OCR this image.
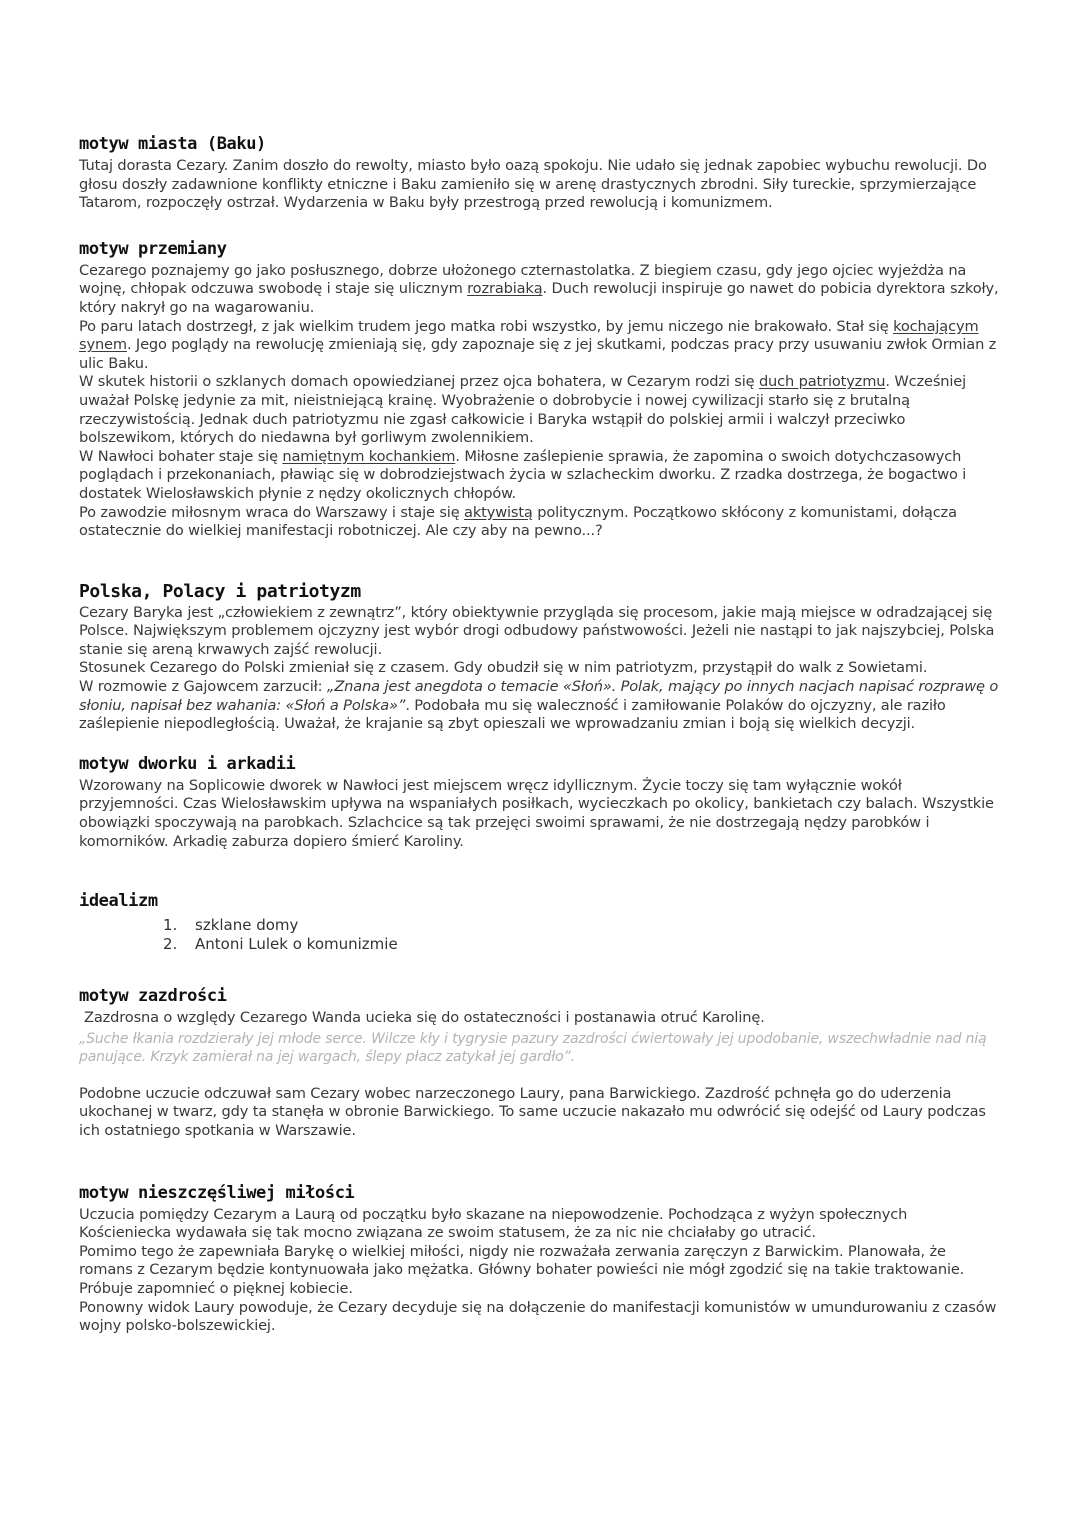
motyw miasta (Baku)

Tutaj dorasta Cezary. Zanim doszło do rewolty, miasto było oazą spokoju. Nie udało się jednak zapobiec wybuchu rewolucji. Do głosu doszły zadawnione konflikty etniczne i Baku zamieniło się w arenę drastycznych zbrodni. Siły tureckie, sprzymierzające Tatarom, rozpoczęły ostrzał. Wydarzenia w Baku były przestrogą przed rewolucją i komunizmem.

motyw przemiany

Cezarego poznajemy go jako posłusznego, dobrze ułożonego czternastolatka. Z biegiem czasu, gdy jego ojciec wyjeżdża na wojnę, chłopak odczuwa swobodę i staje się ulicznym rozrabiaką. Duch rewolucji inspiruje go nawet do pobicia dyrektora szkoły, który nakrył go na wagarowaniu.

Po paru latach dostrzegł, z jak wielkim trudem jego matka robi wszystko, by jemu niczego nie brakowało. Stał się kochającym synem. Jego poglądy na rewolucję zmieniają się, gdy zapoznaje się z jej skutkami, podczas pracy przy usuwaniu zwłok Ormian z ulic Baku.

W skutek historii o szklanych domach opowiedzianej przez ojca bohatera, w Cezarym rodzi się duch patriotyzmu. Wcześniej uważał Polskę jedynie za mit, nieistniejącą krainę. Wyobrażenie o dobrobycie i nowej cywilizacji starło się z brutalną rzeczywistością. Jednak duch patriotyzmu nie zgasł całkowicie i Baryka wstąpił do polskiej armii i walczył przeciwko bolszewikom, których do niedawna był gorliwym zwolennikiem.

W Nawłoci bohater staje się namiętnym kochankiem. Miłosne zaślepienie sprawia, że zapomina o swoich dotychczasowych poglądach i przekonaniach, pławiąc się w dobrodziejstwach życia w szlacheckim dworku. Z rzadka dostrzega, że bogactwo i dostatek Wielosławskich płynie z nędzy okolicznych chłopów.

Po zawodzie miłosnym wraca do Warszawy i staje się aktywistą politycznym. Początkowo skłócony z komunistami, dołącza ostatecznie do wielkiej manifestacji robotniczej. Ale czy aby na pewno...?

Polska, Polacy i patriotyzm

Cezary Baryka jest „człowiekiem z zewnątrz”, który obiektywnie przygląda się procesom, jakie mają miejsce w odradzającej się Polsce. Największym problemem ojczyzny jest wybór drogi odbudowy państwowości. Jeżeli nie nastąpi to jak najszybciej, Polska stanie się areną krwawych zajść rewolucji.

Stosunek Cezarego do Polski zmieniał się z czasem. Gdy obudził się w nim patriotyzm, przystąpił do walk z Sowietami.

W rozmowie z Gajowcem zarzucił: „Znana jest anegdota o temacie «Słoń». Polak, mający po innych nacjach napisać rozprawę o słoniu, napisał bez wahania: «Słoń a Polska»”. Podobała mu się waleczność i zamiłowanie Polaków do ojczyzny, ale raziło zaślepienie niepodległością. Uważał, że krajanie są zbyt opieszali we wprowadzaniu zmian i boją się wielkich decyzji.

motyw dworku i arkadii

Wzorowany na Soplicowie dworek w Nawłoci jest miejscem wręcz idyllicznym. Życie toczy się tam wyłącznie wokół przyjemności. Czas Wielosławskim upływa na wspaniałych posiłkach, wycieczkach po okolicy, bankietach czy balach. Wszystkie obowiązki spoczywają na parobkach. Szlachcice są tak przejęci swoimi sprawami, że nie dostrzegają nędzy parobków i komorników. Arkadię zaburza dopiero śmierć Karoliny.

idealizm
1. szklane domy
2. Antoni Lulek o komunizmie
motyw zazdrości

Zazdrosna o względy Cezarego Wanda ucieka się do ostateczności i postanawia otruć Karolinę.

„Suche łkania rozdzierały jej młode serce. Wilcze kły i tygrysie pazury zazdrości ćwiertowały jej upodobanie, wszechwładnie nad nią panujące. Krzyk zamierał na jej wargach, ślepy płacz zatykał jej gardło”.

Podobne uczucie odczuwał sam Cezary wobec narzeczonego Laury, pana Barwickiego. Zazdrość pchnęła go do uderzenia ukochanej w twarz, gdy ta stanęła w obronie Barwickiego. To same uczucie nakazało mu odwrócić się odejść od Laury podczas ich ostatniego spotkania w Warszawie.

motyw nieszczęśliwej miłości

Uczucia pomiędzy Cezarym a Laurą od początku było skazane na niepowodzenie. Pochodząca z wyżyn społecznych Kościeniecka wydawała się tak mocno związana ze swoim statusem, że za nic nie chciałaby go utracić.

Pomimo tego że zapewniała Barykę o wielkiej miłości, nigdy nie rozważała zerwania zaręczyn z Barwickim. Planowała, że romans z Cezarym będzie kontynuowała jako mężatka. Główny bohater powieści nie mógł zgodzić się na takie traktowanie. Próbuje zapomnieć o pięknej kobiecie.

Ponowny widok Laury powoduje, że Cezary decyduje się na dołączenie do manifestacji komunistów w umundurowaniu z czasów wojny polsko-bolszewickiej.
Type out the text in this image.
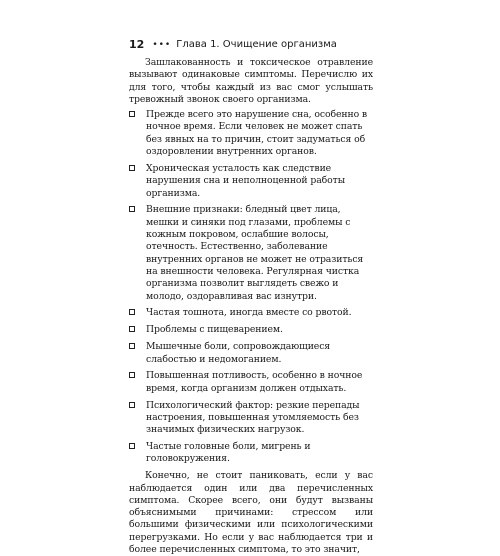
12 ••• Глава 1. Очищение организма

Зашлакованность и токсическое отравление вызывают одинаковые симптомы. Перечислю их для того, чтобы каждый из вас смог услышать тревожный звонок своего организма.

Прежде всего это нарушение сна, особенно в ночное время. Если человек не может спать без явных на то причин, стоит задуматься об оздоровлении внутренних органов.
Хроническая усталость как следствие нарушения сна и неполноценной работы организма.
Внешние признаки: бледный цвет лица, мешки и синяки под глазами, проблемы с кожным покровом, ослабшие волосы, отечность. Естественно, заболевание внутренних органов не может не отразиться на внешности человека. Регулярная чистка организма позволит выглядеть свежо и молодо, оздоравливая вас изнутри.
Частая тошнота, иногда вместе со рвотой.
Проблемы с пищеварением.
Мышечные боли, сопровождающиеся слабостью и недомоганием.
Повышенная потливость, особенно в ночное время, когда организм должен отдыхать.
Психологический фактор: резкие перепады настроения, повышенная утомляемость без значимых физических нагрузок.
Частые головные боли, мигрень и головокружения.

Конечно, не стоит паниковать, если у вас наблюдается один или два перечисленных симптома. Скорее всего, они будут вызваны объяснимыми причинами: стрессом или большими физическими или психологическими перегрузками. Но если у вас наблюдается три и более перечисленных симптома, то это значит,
- - - - - - -
(Written task): Every line of text is to be repeated exactly; pictures are left out.

(Written response):
OCR this image.
motyw miasta (Baku)

Tutaj dorasta Cezary. Zanim doszło do rewolty, miasto było oazą spokoju. Nie udało się jednak zapobiec wybuchu rewolucji. Do głosu doszły zadawnione konflikty etniczne i Baku zamieniło się w arenę drastycznych zbrodni. Siły tureckie, sprzymierzające Tatarom, rozpoczęły ostrzał. Wydarzenia w Baku były przestrogą przed rewolucją i komunizmem.

motyw przemiany

Cezarego poznajemy go jako posłusznego, dobrze ułożonego czternastolatka. Z biegiem czasu, gdy jego ojciec wyjeżdża na wojnę, chłopak odczuwa swobodę i staje się ulicznym rozrabiaką. Duch rewolucji inspiruje go nawet do pobicia dyrektora szkoły, który nakrył go na wagarowaniu.

Po paru latach dostrzegł, z jak wielkim trudem jego matka robi wszystko, by jemu niczego nie brakowało. Stał się kochającym synem. Jego poglądy na rewolucję zmieniają się, gdy zapoznaje się z jej skutkami, podczas pracy przy usuwaniu zwłok Ormian z ulic Baku.

W skutek historii o szklanych domach opowiedzianej przez ojca bohatera, w Cezarym rodzi się duch patriotyzmu. Wcześniej uważał Polskę jedynie za mit, nieistniejącą krainę. Wyobrażenie o dobrobycie i nowej cywilizacji starło się z brutalną rzeczywistością. Jednak duch patriotyzmu nie zgasł całkowicie i Baryka wstąpił do polskiej armii i walczył przeciwko bolszewikom, których do niedawna był gorliwym zwolennikiem.

W Nawłoci bohater staje się namiętnym kochankiem. Miłosne zaślepienie sprawia, że zapomina o swoich dotychczasowych poglądach i przekonaniach, pławiąc się w dobrodziejstwach życia w szlacheckim dworku. Z rzadka dostrzega, że bogactwo i dostatek Wielosławskich płynie z nędzy okolicznych chłopów.

Po zawodzie miłosnym wraca do Warszawy i staje się aktywistą politycznym. Początkowo skłócony z komunistami, dołącza ostatecznie do wielkiej manifestacji robotniczej. Ale czy aby na pewno...?

Polska, Polacy i patriotyzm

Cezary Baryka jest „człowiekiem z zewnątrz”, który obiektywnie przygląda się procesom, jakie mają miejsce w odradzającej się Polsce. Największym problemem ojczyzny jest wybór drogi odbudowy państwowości. Jeżeli nie nastąpi to jak najszybciej, Polska stanie się areną krwawych zajść rewolucji.

Stosunek Cezarego do Polski zmieniał się z czasem. Gdy obudził się w nim patriotyzm, przystąpił do walk z Sowietami.

W rozmowie z Gajowcem zarzucił: „Znana jest anegdota o temacie «Słoń». Polak, mający po innych nacjach napisać rozprawę o słoniu, napisał bez wahania: «Słoń a Polska»”. Podobała mu się waleczność i zamiłowanie Polaków do ojczyzny, ale raziło zaślepienie niepodległością. Uważał, że krajanie są zbyt opieszali we wprowadzaniu zmian i boją się wielkich decyzji.

motyw dworku i arkadii

Wzorowany na Soplicowie dworek w Nawłoci jest miejscem wręcz idyllicznym. Życie toczy się tam wyłącznie wokół przyjemności. Czas Wielosławskim upływa na wspaniałych posiłkach, wycieczkach po okolicy, bankietach czy balach. Wszystkie obowiązki spoczywają na parobkach. Szlachcice są tak przejęci swoimi sprawami, że nie dostrzegają nędzy parobków i komorników. Arkadię zaburza dopiero śmierć Karoliny.

idealizm
1. szklane domy
2. Antoni Lulek o komunizmie
motyw zazdrości

Zazdrosna o względy Cezarego Wanda ucieka się do ostateczności i postanawia otruć Karolinę.

„Suche łkania rozdzierały jej młode serce. Wilcze kły i tygrysie pazury zazdrości ćwiertowały jej upodobanie, wszechwładnie nad nią panujące. Krzyk zamierał na jej wargach, ślepy płacz zatykał jej gardło”.

Podobne uczucie odczuwał sam Cezary wobec narzeczonego Laury, pana Barwickiego. Zazdrość pchnęła go do uderzenia ukochanej w twarz, gdy ta stanęła w obronie Barwickiego. To same uczucie nakazało mu odwrócić się odejść od Laury podczas ich ostatniego spotkania w Warszawie.

motyw nieszczęśliwej miłości

Uczucia pomiędzy Cezarym a Laurą od początku było skazane na niepowodzenie. Pochodząca z wyżyn społecznych Kościeniecka wydawała się tak mocno związana ze swoim statusem, że za nic nie chciałaby go utracić.

Pomimo tego że zapewniała Barykę o wielkiej miłości, nigdy nie rozważała zerwania zaręczyn z Barwickim. Planowała, że romans z Cezarym będzie kontynuowała jako mężatka. Główny bohater powieści nie mógł zgodzić się na takie traktowanie. Próbuje zapomnieć o pięknej kobiecie.

Ponowny widok Laury powoduje, że Cezary decyduje się na dołączenie do manifestacji komunistów w umundurowaniu z czasów wojny polsko-bolszewickiej.
Type out the text in this image.
12 ••• Глава 1. Очищение организма

Зашлакованность и токсическое отравление вызывают одинаковые симптомы. Перечислю их для того, чтобы каждый из вас смог услышать тревожный звонок своего организма.

Прежде всего это нарушение сна, особенно в ночное время. Если человек не может спать без явных на то причин, стоит задуматься об оздоровлении внутренних органов.
Хроническая усталость как следствие нарушения сна и неполноценной работы организма.
Внешние признаки: бледный цвет лица, мешки и синяки под глазами, проблемы с кожным покровом, ослабшие волосы, отечность. Естественно, заболевание внутренних органов не может не отразиться на внешности человека. Регулярная чистка организма позволит выглядеть свежо и молодо, оздоравливая вас изнутри.
Частая тошнота, иногда вместе со рвотой.
Проблемы с пищеварением.
Мышечные боли, сопровождающиеся слабостью и недомоганием.
Повышенная потливость, особенно в ночное время, когда организм должен отдыхать.
Психологический фактор: резкие перепады настроения, повышенная утомляемость без значимых физических нагрузок.
Частые головные боли, мигрень и головокружения.

Конечно, не стоит паниковать, если у вас наблюдается один или два перечисленных симптома. Скорее всего, они будут вызваны объяснимыми причинами: стрессом или большими физическими или психологическими перегрузками. Но если у вас наблюдается три и более перечисленных симптома, то это значит,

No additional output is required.